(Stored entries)

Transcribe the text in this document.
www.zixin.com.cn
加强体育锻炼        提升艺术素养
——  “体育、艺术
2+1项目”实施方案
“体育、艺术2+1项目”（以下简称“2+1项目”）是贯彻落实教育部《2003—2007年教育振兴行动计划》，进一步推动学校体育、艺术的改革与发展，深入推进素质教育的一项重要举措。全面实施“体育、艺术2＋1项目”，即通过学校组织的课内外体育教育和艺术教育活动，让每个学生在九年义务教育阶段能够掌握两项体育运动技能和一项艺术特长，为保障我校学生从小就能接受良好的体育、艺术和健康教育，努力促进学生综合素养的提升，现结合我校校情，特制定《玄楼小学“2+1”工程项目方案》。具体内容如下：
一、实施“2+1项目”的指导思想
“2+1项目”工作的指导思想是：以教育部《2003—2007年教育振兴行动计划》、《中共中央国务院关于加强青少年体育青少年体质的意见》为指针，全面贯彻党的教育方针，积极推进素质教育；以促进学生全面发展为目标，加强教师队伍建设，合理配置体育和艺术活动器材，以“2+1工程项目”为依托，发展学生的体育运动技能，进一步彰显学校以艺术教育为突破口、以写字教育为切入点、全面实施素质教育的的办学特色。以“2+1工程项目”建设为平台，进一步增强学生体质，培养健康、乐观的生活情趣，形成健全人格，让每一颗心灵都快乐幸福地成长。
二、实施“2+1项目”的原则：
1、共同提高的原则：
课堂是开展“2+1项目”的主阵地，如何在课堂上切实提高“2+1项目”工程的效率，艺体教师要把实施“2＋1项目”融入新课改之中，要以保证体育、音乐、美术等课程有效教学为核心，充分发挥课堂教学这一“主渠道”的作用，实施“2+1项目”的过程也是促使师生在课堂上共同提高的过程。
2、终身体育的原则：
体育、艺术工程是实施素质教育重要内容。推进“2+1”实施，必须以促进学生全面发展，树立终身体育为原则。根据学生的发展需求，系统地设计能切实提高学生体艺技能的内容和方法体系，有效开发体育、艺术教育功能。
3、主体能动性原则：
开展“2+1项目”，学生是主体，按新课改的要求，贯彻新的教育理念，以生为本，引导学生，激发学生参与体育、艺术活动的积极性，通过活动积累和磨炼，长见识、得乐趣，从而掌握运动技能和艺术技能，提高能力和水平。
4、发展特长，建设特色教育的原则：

* * *

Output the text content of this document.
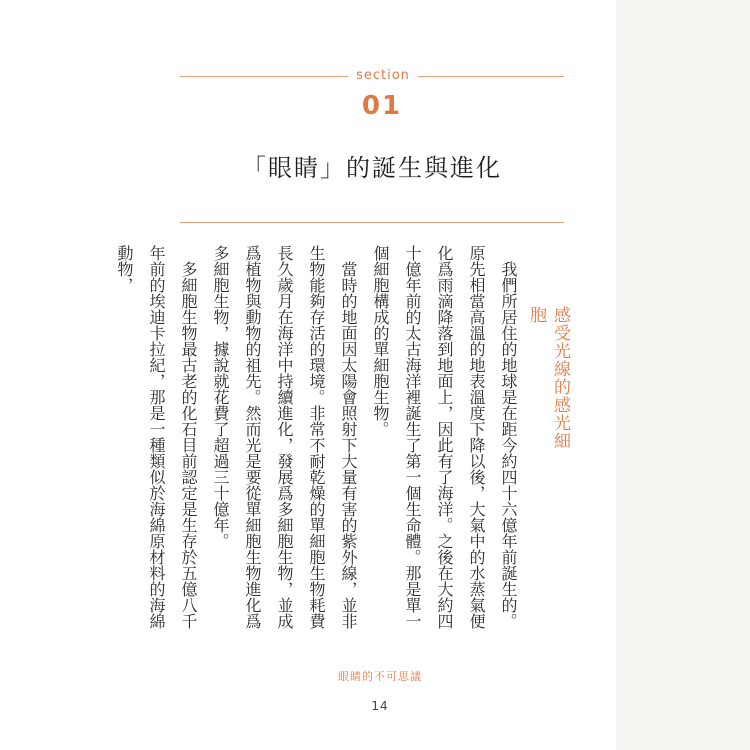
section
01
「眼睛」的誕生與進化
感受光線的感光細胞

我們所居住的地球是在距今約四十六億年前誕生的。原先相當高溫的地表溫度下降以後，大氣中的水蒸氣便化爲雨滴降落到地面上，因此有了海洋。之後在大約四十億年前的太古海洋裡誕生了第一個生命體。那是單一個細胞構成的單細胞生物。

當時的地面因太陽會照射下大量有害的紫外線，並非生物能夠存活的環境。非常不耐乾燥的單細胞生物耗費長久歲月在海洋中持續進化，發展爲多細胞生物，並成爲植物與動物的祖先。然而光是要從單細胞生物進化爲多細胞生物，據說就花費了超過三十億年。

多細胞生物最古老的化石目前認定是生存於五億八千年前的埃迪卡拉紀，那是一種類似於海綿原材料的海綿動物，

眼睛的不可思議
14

* * *

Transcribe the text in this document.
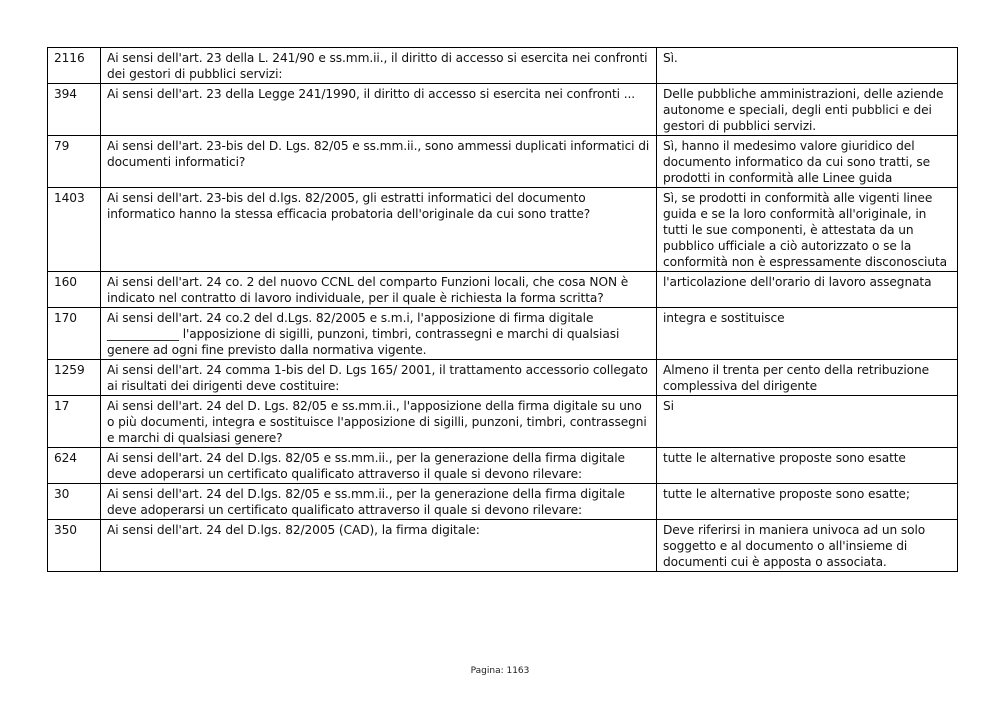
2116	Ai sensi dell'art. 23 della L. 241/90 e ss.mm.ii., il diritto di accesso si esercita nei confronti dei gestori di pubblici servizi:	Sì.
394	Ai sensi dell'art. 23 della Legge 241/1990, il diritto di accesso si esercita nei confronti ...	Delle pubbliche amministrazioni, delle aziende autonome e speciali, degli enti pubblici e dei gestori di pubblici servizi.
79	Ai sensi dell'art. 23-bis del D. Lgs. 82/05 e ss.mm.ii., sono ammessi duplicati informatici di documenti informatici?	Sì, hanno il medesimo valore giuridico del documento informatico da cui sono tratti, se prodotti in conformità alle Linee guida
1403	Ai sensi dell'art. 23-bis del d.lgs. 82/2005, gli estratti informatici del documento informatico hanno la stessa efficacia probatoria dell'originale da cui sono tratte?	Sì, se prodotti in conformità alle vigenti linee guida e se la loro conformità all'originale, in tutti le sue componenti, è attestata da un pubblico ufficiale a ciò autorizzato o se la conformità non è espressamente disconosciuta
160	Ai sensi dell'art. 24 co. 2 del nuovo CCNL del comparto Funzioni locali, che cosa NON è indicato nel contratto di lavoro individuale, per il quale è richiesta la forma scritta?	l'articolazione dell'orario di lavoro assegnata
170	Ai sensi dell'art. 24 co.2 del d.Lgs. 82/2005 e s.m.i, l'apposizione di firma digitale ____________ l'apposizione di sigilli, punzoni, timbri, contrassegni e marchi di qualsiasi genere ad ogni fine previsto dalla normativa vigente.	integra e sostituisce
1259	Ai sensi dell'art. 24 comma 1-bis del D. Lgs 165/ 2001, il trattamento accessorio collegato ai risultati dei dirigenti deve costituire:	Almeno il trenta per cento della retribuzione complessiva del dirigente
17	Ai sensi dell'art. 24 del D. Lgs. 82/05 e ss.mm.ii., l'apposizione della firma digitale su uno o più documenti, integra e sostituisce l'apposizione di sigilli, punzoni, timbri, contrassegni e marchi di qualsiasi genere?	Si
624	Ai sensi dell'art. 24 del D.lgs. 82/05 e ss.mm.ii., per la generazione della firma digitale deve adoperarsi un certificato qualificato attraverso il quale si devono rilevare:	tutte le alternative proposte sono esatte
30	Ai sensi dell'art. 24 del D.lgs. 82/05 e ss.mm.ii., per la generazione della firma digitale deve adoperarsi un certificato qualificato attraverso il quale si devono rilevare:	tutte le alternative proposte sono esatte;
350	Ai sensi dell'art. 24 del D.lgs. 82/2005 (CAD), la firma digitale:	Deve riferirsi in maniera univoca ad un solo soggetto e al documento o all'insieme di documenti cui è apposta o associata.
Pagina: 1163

• [Task goal]: For the listing above, identify each line bearing "integra".

• [Result for this task]:
170	Ai sensi dell'art. 24 co.2 del d.Lgs. 82/2005 e s.m.i, l'apposizione di firma digitale ____________ l'apposizione di sigilli, punzoni, timbri, contrassegni e marchi di qualsiasi genere ad ogni fine previsto dalla normativa vigente.	integra e sostituisce
17	Ai sensi dell'art. 24 del D. Lgs. 82/05 e ss.mm.ii., l'apposizione della firma digitale su uno o più documenti, integra e sostituisce l'apposizione di sigilli, punzoni, timbri, contrassegni e marchi di qualsiasi genere?	Si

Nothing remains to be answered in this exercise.